Using the criterion of \(\alpha = .05\), we would reject the null hypothesis that \(\beta_1 = 0\) as our p-value is smaller than .05. It is likely that the population slope value is different than zero. This indicates that there likely IS an effect of 75th percentile ACT scores on completion rates for colleges in the population, and that the slope value of .0374 that we observed in the sample is not entirely due to sampling variation.


27.3 Confidence Interval for the Slope

Based on the results of the hypothesis test, we believe there is an effect of 75th percentile ACT scores on completion rates for colleges in the population—that is, the slope is likely not 0. A natural question is, in the population, what is the value of the slope? What is the size of the effect?

Based on the sample regression results, we have a point-estimate (single number guess) for the population effect, namely .0374. But, as we have learned, we also have to account for sampling uncertainty in our estimate. To do that, we compute a confidence interval for \(\beta_1\) using:

\[ \mathrm{CI~for~}\beta_1 = b_1 \pm 2(\mathrm{SE}_{b_1}) \]

That is, we compute the uncertainty by doubling the standard error for the slope and then adding and subtracting that quantity from the sample slope estimate. For our example,

\[ \begin{split} \mathrm{CI~for~}\beta_1 &= b_1 \pm 2(\mathrm{SE}_{b_1}) \\[2ex] &= .0374 \pm 2(.00287) \\[2ex] &= [0.032, .043] \end{split} \]

Interpreting this interval,

We are 95% confident1 that the population slope is between .032 and .043.

This means that in the population each one-point difference in 75th percentile ACT score is associated with a model predicted difference of between 3.2 and 4.3 percentage points in mean completion rate.

To obtain the confidence limits for the 95% CI directly, we add the argument conf.int=TRUE to the tidy() function.

# Get confidence limits
tidy(lm.a, conf.int = TRUE)

The confidence limits are outputted in the conf.low and conf.high columns. For the slope those values are 0.0317 and 0.0431.

··········

=== Set of tasks ===
a. Summarize the confidence-interval excerpt in two sentences.
b. Reproduce the confidence-interval excerpt between "This means that" and "mean completion rate.", inclusive.
The entries are separate material and do not belong to the confidence-interval excerpt.

··········

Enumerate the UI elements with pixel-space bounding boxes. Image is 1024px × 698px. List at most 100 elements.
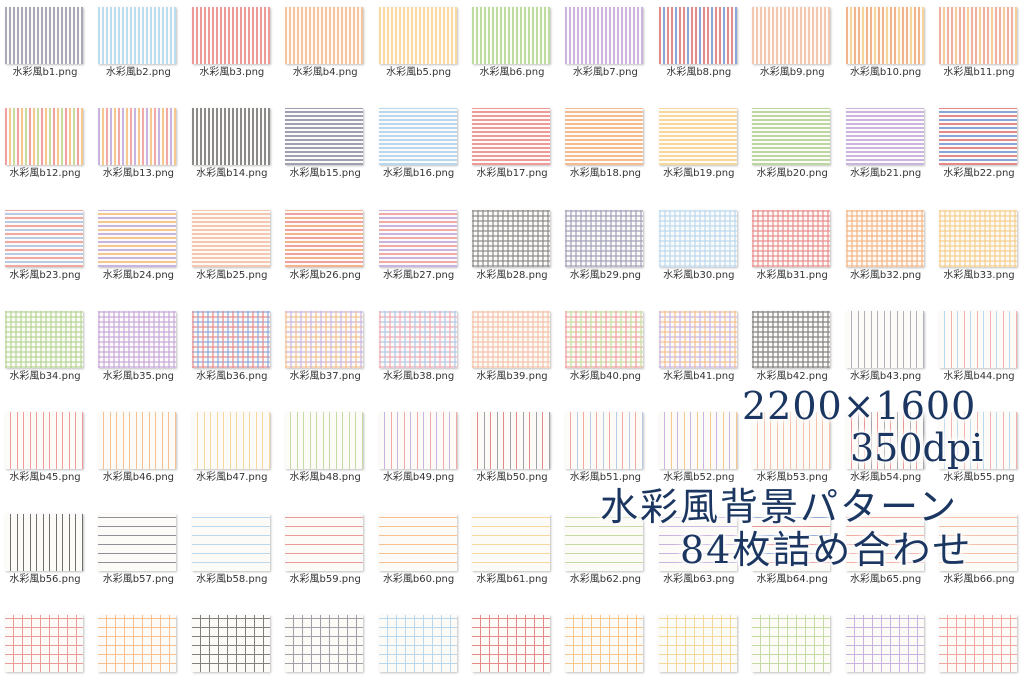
file-item[interactable]: 水彩風b63.png (654, 507, 744, 597)
file-name-label: 水彩風b19.png (663, 168, 735, 180)
file-item[interactable]: 水彩風b42.png (747, 304, 837, 394)
file-item[interactable] (0, 608, 90, 698)
file-item[interactable]: 水彩風b60.png (374, 507, 464, 597)
file-name-label: 水彩風b33.png (943, 269, 1015, 281)
file-thumbnail (845, 7, 924, 64)
file-item[interactable]: 水彩風b51.png (560, 405, 650, 495)
file-item[interactable]: 水彩風b9.png (747, 0, 837, 90)
file-item[interactable] (93, 608, 183, 698)
file-name-label: 水彩風b3.png (199, 67, 265, 78)
file-item[interactable]: 水彩風b59.png (280, 507, 370, 597)
file-item[interactable]: 水彩風b38.png (374, 304, 464, 394)
file-item[interactable]: 水彩風b20.png (747, 101, 837, 191)
file-thumbnail (565, 614, 644, 672)
file-item[interactable]: 水彩風b53.png (747, 405, 837, 495)
file-item[interactable]: 水彩風b14.png (187, 101, 277, 191)
file-item[interactable]: 水彩風b46.png (93, 405, 183, 495)
file-item[interactable]: 水彩風b25.png (187, 203, 277, 293)
file-item[interactable]: 水彩風b10.png (841, 0, 931, 90)
file-item[interactable]: 水彩風b15.png (280, 101, 370, 191)
file-item[interactable]: 水彩風b11.png (934, 0, 1024, 90)
file-item[interactable]: 水彩風b36.png (187, 304, 277, 394)
file-item[interactable]: 水彩風b41.png (654, 304, 744, 394)
file-item[interactable] (467, 608, 557, 698)
file-item[interactable]: 水彩風b21.png (841, 101, 931, 191)
file-item[interactable]: 水彩風b1.png (0, 0, 90, 90)
file-item[interactable]: 水彩風b33.png (934, 203, 1024, 293)
file-item[interactable]: 水彩風b19.png (654, 101, 744, 191)
file-item[interactable]: 水彩風b43.png (841, 304, 931, 394)
file-name-label: 水彩風b8.png (666, 67, 732, 78)
file-item[interactable]: 水彩風b16.png (374, 101, 464, 191)
file-item[interactable]: 水彩風b49.png (374, 405, 464, 495)
file-item[interactable] (841, 608, 931, 698)
file-thumbnail (472, 310, 550, 368)
file-item[interactable]: 水彩風b6.png (467, 0, 557, 90)
file-thumbnail (98, 7, 177, 64)
file-item[interactable]: 水彩風b32.png (841, 203, 931, 293)
file-item[interactable] (374, 608, 464, 698)
file-thumbnail (285, 412, 364, 470)
file-item[interactable]: 水彩風b54.png (841, 405, 931, 495)
file-item[interactable]: 水彩風b13.png (93, 101, 183, 191)
file-item[interactable]: 水彩風b18.png (560, 101, 650, 191)
file-item[interactable]: 水彩風b4.png (280, 0, 370, 90)
file-item[interactable]: 水彩風b52.png (654, 405, 744, 495)
file-item[interactable]: 水彩風b35.png (93, 304, 183, 394)
file-thumbnail (378, 7, 457, 64)
file-thumbnail (939, 209, 1017, 267)
file-item[interactable]: 水彩風b34.png (0, 304, 90, 394)
file-item[interactable] (560, 608, 650, 698)
file-item[interactable]: 水彩風b27.png (374, 203, 464, 293)
file-item[interactable]: 水彩風b40.png (560, 304, 650, 394)
file-item[interactable]: 水彩風b39.png (467, 304, 557, 394)
file-item[interactable] (747, 608, 837, 698)
file-item[interactable]: 水彩風b17.png (467, 101, 557, 191)
file-item[interactable]: 水彩風b56.png (0, 507, 90, 597)
file-name-label: 水彩風b44.png (943, 370, 1015, 382)
file-item[interactable]: 水彩風b12.png (0, 101, 90, 191)
file-item[interactable]: 水彩風b45.png (0, 405, 90, 495)
file-item[interactable]: 水彩風b61.png (467, 507, 557, 597)
file-name-label: 水彩風b37.png (289, 370, 361, 382)
file-thumbnail (378, 614, 457, 672)
file-item[interactable]: 水彩風b28.png (467, 203, 557, 293)
file-name-label: 水彩風b12.png (9, 168, 81, 180)
file-item[interactable]: 水彩風b3.png (187, 0, 277, 90)
file-item[interactable]: 水彩風b64.png (747, 507, 837, 597)
file-item[interactable]: 水彩風b62.png (560, 507, 650, 597)
file-item[interactable]: 水彩風b37.png (280, 304, 370, 394)
file-item[interactable]: 水彩風b65.png (841, 507, 931, 597)
file-item[interactable]: 水彩風b58.png (187, 507, 277, 597)
file-item[interactable]: 水彩風b47.png (187, 405, 277, 495)
file-name-label: 水彩風b51.png (569, 472, 642, 484)
file-name-label: 水彩風b48.png (289, 472, 361, 484)
file-item[interactable]: 水彩風b29.png (560, 203, 650, 293)
file-name-label: 水彩風b5.png (386, 67, 452, 78)
file-item[interactable]: 水彩風b50.png (467, 405, 557, 495)
file-thumbnail (472, 7, 550, 64)
file-item[interactable]: 水彩風b26.png (280, 203, 370, 293)
file-item[interactable]: 水彩風b2.png (93, 0, 183, 90)
file-item[interactable]: 水彩風b8.png (654, 0, 744, 90)
file-item[interactable]: 水彩風b66.png (934, 507, 1024, 597)
file-item[interactable]: 水彩風b5.png (374, 0, 464, 90)
file-item[interactable]: 水彩風b24.png (93, 203, 183, 293)
file-thumbnail (845, 412, 924, 470)
file-item[interactable]: 水彩風b48.png (280, 405, 370, 495)
file-item[interactable]: 水彩風b55.png (934, 405, 1024, 495)
file-item[interactable] (934, 608, 1024, 698)
file-thumbnail (658, 108, 737, 166)
file-item[interactable]: 水彩風b7.png (560, 0, 650, 90)
file-item[interactable] (280, 608, 370, 698)
file-thumbnail (285, 108, 364, 166)
file-item[interactable]: 水彩風b31.png (747, 203, 837, 293)
file-name-label: 水彩風b13.png (102, 168, 175, 180)
file-item[interactable]: 水彩風b44.png (934, 304, 1024, 394)
file-item[interactable]: 水彩風b23.png (0, 203, 90, 293)
file-item[interactable] (187, 608, 277, 698)
file-item[interactable]: 水彩風b30.png (654, 203, 744, 293)
file-item[interactable]: 水彩風b57.png (93, 507, 183, 597)
file-item[interactable] (654, 608, 744, 698)
file-item[interactable]: 水彩風b22.png (934, 101, 1024, 191)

··········

=== Answers below ===
a. The null hypothesis that the population slope equals zero is rejected at α = .05, suggesting that 75th percentile ACT scores likely have an effect on college completion rates. A 95% confidence interval for the slope, computed as .0374 ± 2(.00287), runs from about .032 to .043, and adding conf.int = TRUE to the tidy() function returns these limits directly.

b.
This means that in the population each one-point difference in 75th percentile ACT score is associated with a model predicted difference of between 3.2 and 4.3 percentage points in mean completion rate.